[Layout records]
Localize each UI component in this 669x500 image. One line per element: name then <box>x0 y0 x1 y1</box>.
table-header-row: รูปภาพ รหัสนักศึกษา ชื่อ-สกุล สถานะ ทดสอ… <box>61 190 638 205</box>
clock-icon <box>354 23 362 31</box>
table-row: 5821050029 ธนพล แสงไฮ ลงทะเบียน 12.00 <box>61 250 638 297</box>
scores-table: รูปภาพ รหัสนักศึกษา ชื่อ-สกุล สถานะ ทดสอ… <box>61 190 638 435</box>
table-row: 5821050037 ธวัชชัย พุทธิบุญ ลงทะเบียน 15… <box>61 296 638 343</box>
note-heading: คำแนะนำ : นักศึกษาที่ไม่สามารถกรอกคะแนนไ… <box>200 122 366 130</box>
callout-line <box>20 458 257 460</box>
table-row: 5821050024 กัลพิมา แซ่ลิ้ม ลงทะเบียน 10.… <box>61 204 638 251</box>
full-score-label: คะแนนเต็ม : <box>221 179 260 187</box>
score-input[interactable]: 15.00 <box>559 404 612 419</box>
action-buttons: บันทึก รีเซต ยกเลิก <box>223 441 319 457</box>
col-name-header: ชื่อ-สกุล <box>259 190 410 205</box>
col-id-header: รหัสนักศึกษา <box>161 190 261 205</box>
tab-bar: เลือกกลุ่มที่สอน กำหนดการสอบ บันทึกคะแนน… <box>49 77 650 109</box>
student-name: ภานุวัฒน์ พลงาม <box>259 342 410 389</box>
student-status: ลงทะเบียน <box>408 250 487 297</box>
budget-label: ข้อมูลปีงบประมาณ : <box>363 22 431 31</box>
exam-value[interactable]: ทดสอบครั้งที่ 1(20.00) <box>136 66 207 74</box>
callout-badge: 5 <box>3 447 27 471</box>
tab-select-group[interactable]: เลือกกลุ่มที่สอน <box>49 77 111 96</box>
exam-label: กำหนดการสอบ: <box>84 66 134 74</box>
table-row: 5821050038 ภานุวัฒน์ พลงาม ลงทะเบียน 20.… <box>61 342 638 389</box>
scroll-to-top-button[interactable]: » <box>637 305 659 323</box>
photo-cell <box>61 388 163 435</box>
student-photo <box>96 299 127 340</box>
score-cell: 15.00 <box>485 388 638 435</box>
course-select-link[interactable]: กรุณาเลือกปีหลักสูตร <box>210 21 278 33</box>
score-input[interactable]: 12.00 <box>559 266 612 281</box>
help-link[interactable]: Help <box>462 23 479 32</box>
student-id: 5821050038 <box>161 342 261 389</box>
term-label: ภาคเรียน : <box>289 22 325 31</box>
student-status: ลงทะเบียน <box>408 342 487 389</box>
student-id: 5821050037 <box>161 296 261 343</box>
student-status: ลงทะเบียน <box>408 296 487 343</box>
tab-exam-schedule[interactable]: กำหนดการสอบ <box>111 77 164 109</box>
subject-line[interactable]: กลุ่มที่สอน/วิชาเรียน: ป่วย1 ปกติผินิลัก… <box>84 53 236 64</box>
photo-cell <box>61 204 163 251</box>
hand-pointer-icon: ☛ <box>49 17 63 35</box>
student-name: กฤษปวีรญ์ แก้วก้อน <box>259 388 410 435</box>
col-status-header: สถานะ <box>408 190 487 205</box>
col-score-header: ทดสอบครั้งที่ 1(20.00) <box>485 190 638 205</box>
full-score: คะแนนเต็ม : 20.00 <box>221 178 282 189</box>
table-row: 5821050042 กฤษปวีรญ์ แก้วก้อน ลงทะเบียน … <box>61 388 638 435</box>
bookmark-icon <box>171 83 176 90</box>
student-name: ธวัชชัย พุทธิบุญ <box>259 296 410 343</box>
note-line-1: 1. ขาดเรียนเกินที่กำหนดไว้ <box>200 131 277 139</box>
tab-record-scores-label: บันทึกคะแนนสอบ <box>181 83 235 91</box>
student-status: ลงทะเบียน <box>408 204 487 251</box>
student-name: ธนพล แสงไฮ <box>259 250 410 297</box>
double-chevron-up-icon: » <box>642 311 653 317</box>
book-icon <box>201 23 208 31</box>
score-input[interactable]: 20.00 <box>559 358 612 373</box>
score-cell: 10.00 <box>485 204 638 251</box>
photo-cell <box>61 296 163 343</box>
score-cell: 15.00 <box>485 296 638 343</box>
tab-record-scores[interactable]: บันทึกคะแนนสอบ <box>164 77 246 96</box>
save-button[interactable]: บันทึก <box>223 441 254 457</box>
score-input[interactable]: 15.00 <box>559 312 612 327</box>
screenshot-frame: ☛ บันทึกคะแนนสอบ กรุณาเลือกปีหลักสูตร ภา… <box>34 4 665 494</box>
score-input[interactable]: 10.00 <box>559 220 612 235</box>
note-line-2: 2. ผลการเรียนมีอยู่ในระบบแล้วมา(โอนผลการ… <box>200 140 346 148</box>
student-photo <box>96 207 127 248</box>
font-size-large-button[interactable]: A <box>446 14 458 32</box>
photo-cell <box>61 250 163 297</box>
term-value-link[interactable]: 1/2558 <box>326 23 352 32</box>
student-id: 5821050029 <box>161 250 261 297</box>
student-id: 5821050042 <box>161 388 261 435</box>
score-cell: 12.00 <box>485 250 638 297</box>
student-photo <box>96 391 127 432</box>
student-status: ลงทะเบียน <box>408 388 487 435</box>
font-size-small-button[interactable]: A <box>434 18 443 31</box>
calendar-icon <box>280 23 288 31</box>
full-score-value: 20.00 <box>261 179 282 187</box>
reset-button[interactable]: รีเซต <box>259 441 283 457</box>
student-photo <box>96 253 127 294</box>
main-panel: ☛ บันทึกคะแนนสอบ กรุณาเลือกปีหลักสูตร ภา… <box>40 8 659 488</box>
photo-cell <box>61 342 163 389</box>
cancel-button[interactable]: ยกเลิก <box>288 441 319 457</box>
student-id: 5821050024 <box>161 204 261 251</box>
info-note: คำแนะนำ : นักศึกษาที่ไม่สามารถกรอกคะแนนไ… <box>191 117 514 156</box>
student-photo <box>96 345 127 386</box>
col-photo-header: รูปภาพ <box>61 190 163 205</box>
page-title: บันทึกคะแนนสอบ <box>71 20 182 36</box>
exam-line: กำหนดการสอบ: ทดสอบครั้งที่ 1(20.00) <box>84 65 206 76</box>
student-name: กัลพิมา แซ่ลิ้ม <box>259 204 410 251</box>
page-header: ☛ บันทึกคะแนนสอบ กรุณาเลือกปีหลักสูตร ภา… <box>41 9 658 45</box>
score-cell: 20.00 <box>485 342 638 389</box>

• [Set problem]:
Which lines in the material contain the string "กฤษปว"? Copy each of those lines in full.

• [Expected answer]:
student-name: กฤษปวีรญ์ แก้วก้อน <box>259 388 410 435</box>
table-row: 5821050042 กฤษปวีรญ์ แก้วก้อน ลงทะเบียน … <box>61 388 638 435</box>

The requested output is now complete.